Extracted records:
++++++++++
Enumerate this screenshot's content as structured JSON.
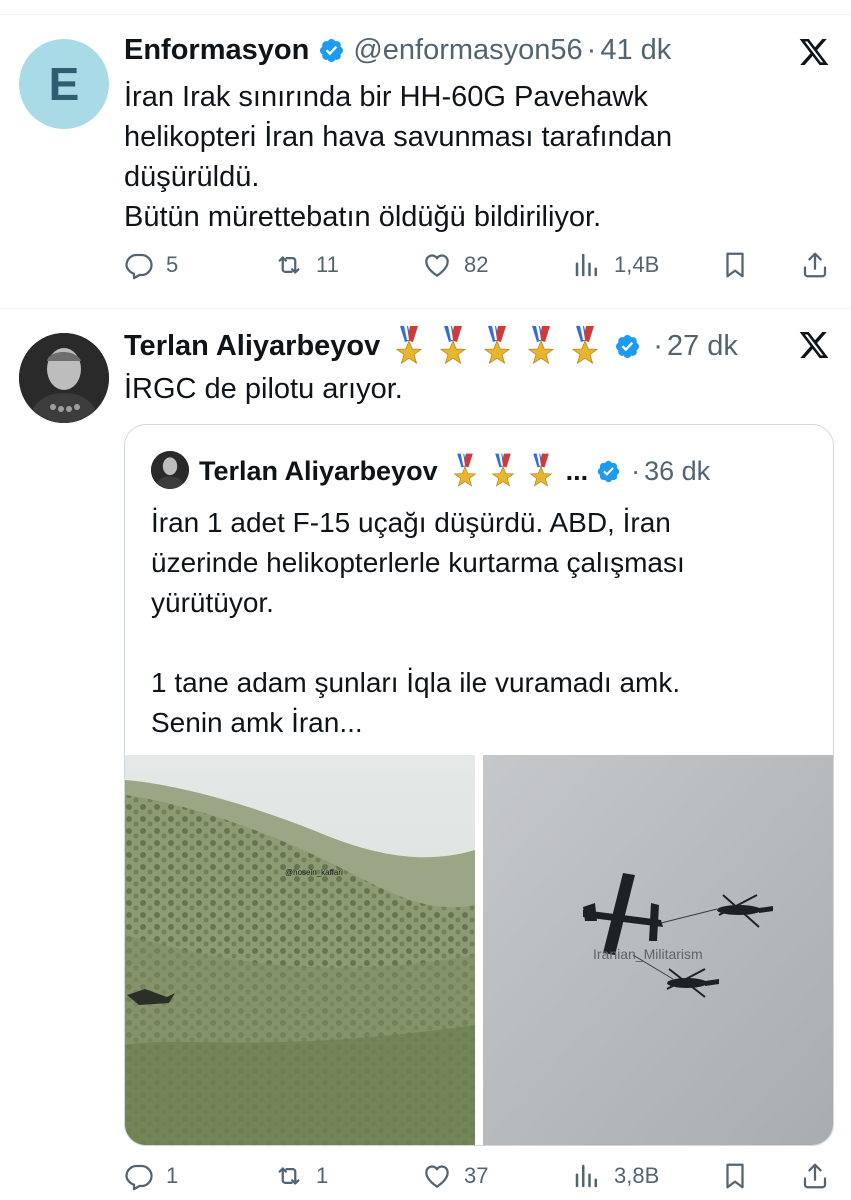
{
  "tweet1": {
    "display_name": "Enformasyon",
    "handle": "@enformasyon56",
    "separator": "·",
    "time": "41 dk",
    "avatar_letter": "E",
    "lines": [
      "İran Irak sınırında bir HH-60G Pavehawk",
      "helikopteri İran hava savunması tarafından",
      "düşürüldü.",
      "Bütün mürettebatın öldüğü bildiriliyor."
    ],
    "replies": "5",
    "reposts": "11",
    "likes": "82",
    "views": "1,4B"
  },
  "tweet2": {
    "display_name": "Terlan Aliyarbeyov",
    "separator": "·",
    "time": "27 dk",
    "medal_count": 5,
    "lines": [
      "İRGC de pilotu arıyor."
    ],
    "replies": "1",
    "reposts": "1",
    "likes": "37",
    "views": "3,8B",
    "quoted": {
      "display_name": "Terlan Aliyarbeyov",
      "truncation": "...",
      "separator": "·",
      "time": "36 dk",
      "lines": [
        "İran 1 adet F-15 uçağı düşürdü. ABD, İran",
        "üzerinde helikopterlerle kurtarma çalışması",
        "yürütüyor.",
        "",
        "1 tane adam şunları İqla ile vuramadı amk.",
        "Senin amk İran..."
      ],
      "media": [
        {
          "watermark": "@hosein_kaffari"
        },
        {
          "watermark": "Iranian_Militarism"
        }
      ]
    }
  },
  "colors": {
    "verified_blue": "#1d9bf0",
    "muted_text": "#536471",
    "divider": "#eff3f4",
    "avatar_bg": "#a8dbe6"
  },
  "icons": [
    "reply-icon",
    "repost-icon",
    "like-icon",
    "views-icon",
    "bookmark-icon",
    "share-icon",
    "x-logo-icon",
    "verified-badge-icon",
    "medal-icon"
  ]
}
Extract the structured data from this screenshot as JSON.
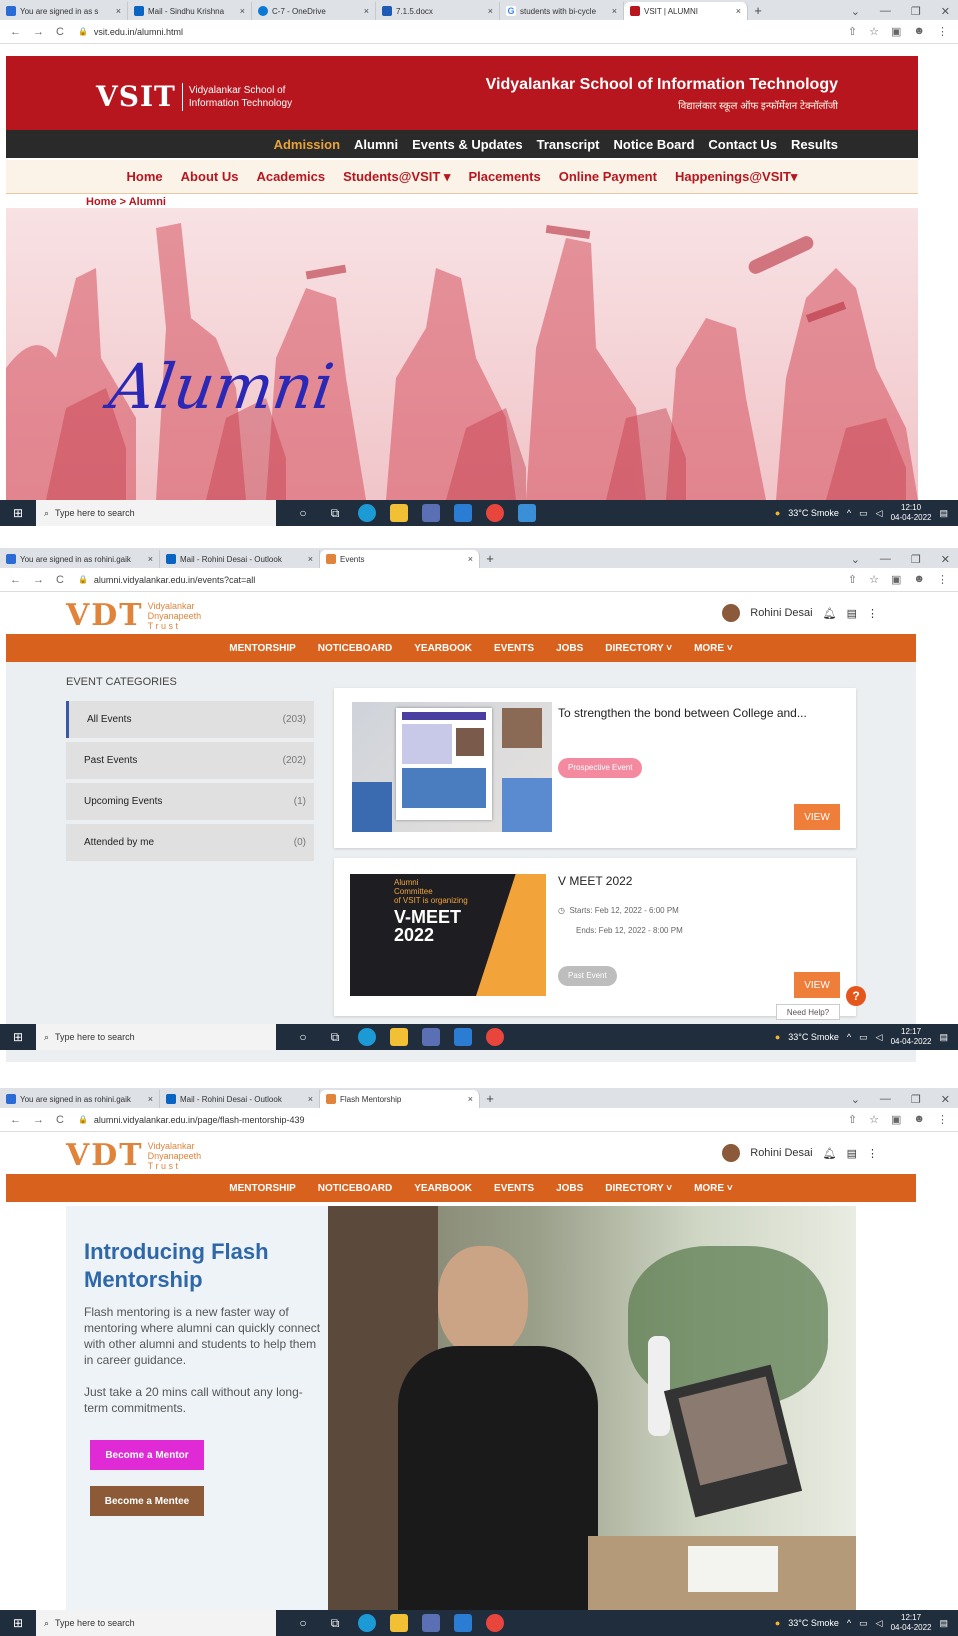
{
  "s1": {
    "tabs": [
      {
        "title": "You are signed in as s",
        "color": "#2a6bd6"
      },
      {
        "title": "Mail - Sindhu Krishna",
        "color": "#0a64c2"
      },
      {
        "title": "C-7 - OneDrive",
        "color": "#0a78d4"
      },
      {
        "title": "7.1.5.docx",
        "color": "#1f5bb5"
      },
      {
        "title": "students with bi-cycle",
        "color": "#4285f4"
      },
      {
        "title": "VSIT | ALUMNI",
        "color": "#b8161f"
      }
    ],
    "url": "vsit.edu.in/alumni.html",
    "logo_big": "VSIT",
    "logo_small_1": "Vidyalankar School of",
    "logo_small_2": "Information Technology",
    "title_en": "Vidyalankar School of Information Technology",
    "title_hi": "विद्यालंकार स्कूल ऑफ इन्फॉर्मेशन टेक्नॉलॉजी",
    "top_nav": [
      "Admission",
      "Alumni",
      "Events & Updates",
      "Transcript",
      "Notice Board",
      "Contact Us",
      "Results"
    ],
    "main_nav": [
      "Home",
      "About Us",
      "Academics",
      "Students@VSIT ▾",
      "Placements",
      "Online Payment",
      "Happenings@VSIT▾"
    ],
    "breadcrumb": "Home > Alumni",
    "hero_word": "Alumni",
    "taskbar": {
      "search": "Type here to search",
      "weather": "33°C Smoke",
      "time": "12:10",
      "date": "04-04-2022"
    }
  },
  "s2": {
    "tabs": [
      {
        "title": "You are signed in as rohini.gaik",
        "color": "#2a6bd6"
      },
      {
        "title": "Mail - Rohini Desai - Outlook",
        "color": "#0a64c2"
      },
      {
        "title": "Events",
        "color": "#e0843c"
      }
    ],
    "url": "alumni.vidyalankar.edu.in/events?cat=all",
    "logo_big": "VDT",
    "logo_small": [
      "Vidyalankar",
      "Dnyanapeeth",
      "T r u s t"
    ],
    "user": "Rohini Desai",
    "nav": [
      "MENTORSHIP",
      "NOTICEBOARD",
      "YEARBOOK",
      "EVENTS",
      "JOBS",
      "DIRECTORY ˅",
      "MORE ˅"
    ],
    "categories_title": "EVENT CATEGORIES",
    "categories": [
      {
        "label": "All Events",
        "count": "(203)"
      },
      {
        "label": "Past Events",
        "count": "(202)"
      },
      {
        "label": "Upcoming Events",
        "count": "(1)"
      },
      {
        "label": "Attended by me",
        "count": "(0)"
      }
    ],
    "event1": {
      "title": "To strengthen the bond between College and...",
      "tag": "Prospective Event",
      "view": "VIEW"
    },
    "event2": {
      "title": "V MEET 2022",
      "starts": "Starts: Feb 12, 2022 - 6:00 PM",
      "ends": "Ends: Feb 12, 2022 - 8:00 PM",
      "tag": "Past Event",
      "view": "VIEW",
      "poster_text": [
        "Alumni",
        "Committee",
        "of VSIT is organizing",
        "V-MEET",
        "2022"
      ]
    },
    "help": "Need Help?",
    "taskbar": {
      "search": "Type here to search",
      "weather": "33°C Smoke",
      "time": "12:17",
      "date": "04-04-2022"
    }
  },
  "s3": {
    "tabs": [
      {
        "title": "You are signed in as rohini.gaik",
        "color": "#2a6bd6"
      },
      {
        "title": "Mail - Rohini Desai - Outlook",
        "color": "#0a64c2"
      },
      {
        "title": "Flash Mentorship",
        "color": "#e0843c"
      }
    ],
    "url": "alumni.vidyalankar.edu.in/page/flash-mentorship-439",
    "user": "Rohini Desai",
    "title": "Introducing Flash Mentorship",
    "para1": "Flash mentoring is a new faster way of mentoring where alumni can quickly connect with other alumni and students to help them in career guidance.",
    "para2": "Just take a 20 mins call without any long-term commitments.",
    "btn_mentor": "Become a Mentor",
    "btn_mentee": "Become a Mentee",
    "taskbar": {
      "search": "Type here to search",
      "weather": "33°C Smoke",
      "time": "12:17",
      "date": "04-04-2022"
    }
  },
  "colors": {
    "vsit_red": "#b8161f",
    "vdt_orange": "#d9611e",
    "mentor_pink": "#e02ad6",
    "mentee_brown": "#8c5a36",
    "view_orange": "#ef7e3b"
  }
}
++++++++++
### [WHAT TO WORK ON]
Repeat the listing above exactly, with no pictures.

### [EXERCISE OUTPUT]
Enumerate this screenshot's content as structured JSON.
{
  "tweet1": {
    "display_name": "Enformasyon",
    "handle": "@enformasyon56",
    "separator": "·",
    "time": "41 dk",
    "avatar_letter": "E",
    "lines": [
      "İran Irak sınırında bir HH-60G Pavehawk",
      "helikopteri İran hava savunması tarafından",
      "düşürüldü.",
      "Bütün mürettebatın öldüğü bildiriliyor."
    ],
    "replies": "5",
    "reposts": "11",
    "likes": "82",
    "views": "1,4B"
  },
  "tweet2": {
    "display_name": "Terlan Aliyarbeyov",
    "separator": "·",
    "time": "27 dk",
    "medal_count": 5,
    "lines": [
      "İRGC de pilotu arıyor."
    ],
    "replies": "1",
    "reposts": "1",
    "likes": "37",
    "views": "3,8B",
    "quoted": {
      "display_name": "Terlan Aliyarbeyov",
      "truncation": "...",
      "separator": "·",
      "time": "36 dk",
      "lines": [
        "İran 1 adet F-15 uçağı düşürdü. ABD, İran",
        "üzerinde helikopterlerle kurtarma çalışması",
        "yürütüyor.",
        "",
        "1 tane adam şunları İqla ile vuramadı amk.",
        "Senin amk İran..."
      ],
      "media": [
        {
          "watermark": "@hosein_kaffari"
        },
        {
          "watermark": "Iranian_Militarism"
        }
      ]
    }
  },
  "colors": {
    "verified_blue": "#1d9bf0",
    "muted_text": "#536471",
    "divider": "#eff3f4",
    "avatar_bg": "#a8dbe6"
  },
  "icons": [
    "reply-icon",
    "repost-icon",
    "like-icon",
    "views-icon",
    "bookmark-icon",
    "share-icon",
    "x-logo-icon",
    "verified-badge-icon",
    "medal-icon"
  ]
}
Extract the structured data from this screenshot as JSON.
{
  "s1": {
    "tabs": [
      {
        "title": "You are signed in as s",
        "color": "#2a6bd6"
      },
      {
        "title": "Mail - Sindhu Krishna",
        "color": "#0a64c2"
      },
      {
        "title": "C-7 - OneDrive",
        "color": "#0a78d4"
      },
      {
        "title": "7.1.5.docx",
        "color": "#1f5bb5"
      },
      {
        "title": "students with bi-cycle",
        "color": "#4285f4"
      },
      {
        "title": "VSIT | ALUMNI",
        "color": "#b8161f"
      }
    ],
    "url": "vsit.edu.in/alumni.html",
    "logo_big": "VSIT",
    "logo_small_1": "Vidyalankar School of",
    "logo_small_2": "Information Technology",
    "title_en": "Vidyalankar School of Information Technology",
    "title_hi": "विद्यालंकार स्कूल ऑफ इन्फॉर्मेशन टेक्नॉलॉजी",
    "top_nav": [
      "Admission",
      "Alumni",
      "Events & Updates",
      "Transcript",
      "Notice Board",
      "Contact Us",
      "Results"
    ],
    "main_nav": [
      "Home",
      "About Us",
      "Academics",
      "Students@VSIT ▾",
      "Placements",
      "Online Payment",
      "Happenings@VSIT▾"
    ],
    "breadcrumb": "Home > Alumni",
    "hero_word": "Alumni",
    "taskbar": {
      "search": "Type here to search",
      "weather": "33°C Smoke",
      "time": "12:10",
      "date": "04-04-2022"
    }
  },
  "s2": {
    "tabs": [
      {
        "title": "You are signed in as rohini.gaik",
        "color": "#2a6bd6"
      },
      {
        "title": "Mail - Rohini Desai - Outlook",
        "color": "#0a64c2"
      },
      {
        "title": "Events",
        "color": "#e0843c"
      }
    ],
    "url": "alumni.vidyalankar.edu.in/events?cat=all",
    "logo_big": "VDT",
    "logo_small": [
      "Vidyalankar",
      "Dnyanapeeth",
      "T r u s t"
    ],
    "user": "Rohini Desai",
    "nav": [
      "MENTORSHIP",
      "NOTICEBOARD",
      "YEARBOOK",
      "EVENTS",
      "JOBS",
      "DIRECTORY ˅",
      "MORE ˅"
    ],
    "categories_title": "EVENT CATEGORIES",
    "categories": [
      {
        "label": "All Events",
        "count": "(203)"
      },
      {
        "label": "Past Events",
        "count": "(202)"
      },
      {
        "label": "Upcoming Events",
        "count": "(1)"
      },
      {
        "label": "Attended by me",
        "count": "(0)"
      }
    ],
    "event1": {
      "title": "To strengthen the bond between College and...",
      "tag": "Prospective Event",
      "view": "VIEW"
    },
    "event2": {
      "title": "V MEET 2022",
      "starts": "Starts: Feb 12, 2022 - 6:00 PM",
      "ends": "Ends: Feb 12, 2022 - 8:00 PM",
      "tag": "Past Event",
      "view": "VIEW",
      "poster_text": [
        "Alumni",
        "Committee",
        "of VSIT is organizing",
        "V-MEET",
        "2022"
      ]
    },
    "help": "Need Help?",
    "taskbar": {
      "search": "Type here to search",
      "weather": "33°C Smoke",
      "time": "12:17",
      "date": "04-04-2022"
    }
  },
  "s3": {
    "tabs": [
      {
        "title": "You are signed in as rohini.gaik",
        "color": "#2a6bd6"
      },
      {
        "title": "Mail - Rohini Desai - Outlook",
        "color": "#0a64c2"
      },
      {
        "title": "Flash Mentorship",
        "color": "#e0843c"
      }
    ],
    "url": "alumni.vidyalankar.edu.in/page/flash-mentorship-439",
    "user": "Rohini Desai",
    "title": "Introducing Flash Mentorship",
    "para1": "Flash mentoring is a new faster way of mentoring where alumni can quickly connect with other alumni and students to help them in career guidance.",
    "para2": "Just take a 20 mins call without any long-term commitments.",
    "btn_mentor": "Become a Mentor",
    "btn_mentee": "Become a Mentee",
    "taskbar": {
      "search": "Type here to search",
      "weather": "33°C Smoke",
      "time": "12:17",
      "date": "04-04-2022"
    }
  },
  "colors": {
    "vsit_red": "#b8161f",
    "vdt_orange": "#d9611e",
    "mentor_pink": "#e02ad6",
    "mentee_brown": "#8c5a36",
    "view_orange": "#ef7e3b"
  }
}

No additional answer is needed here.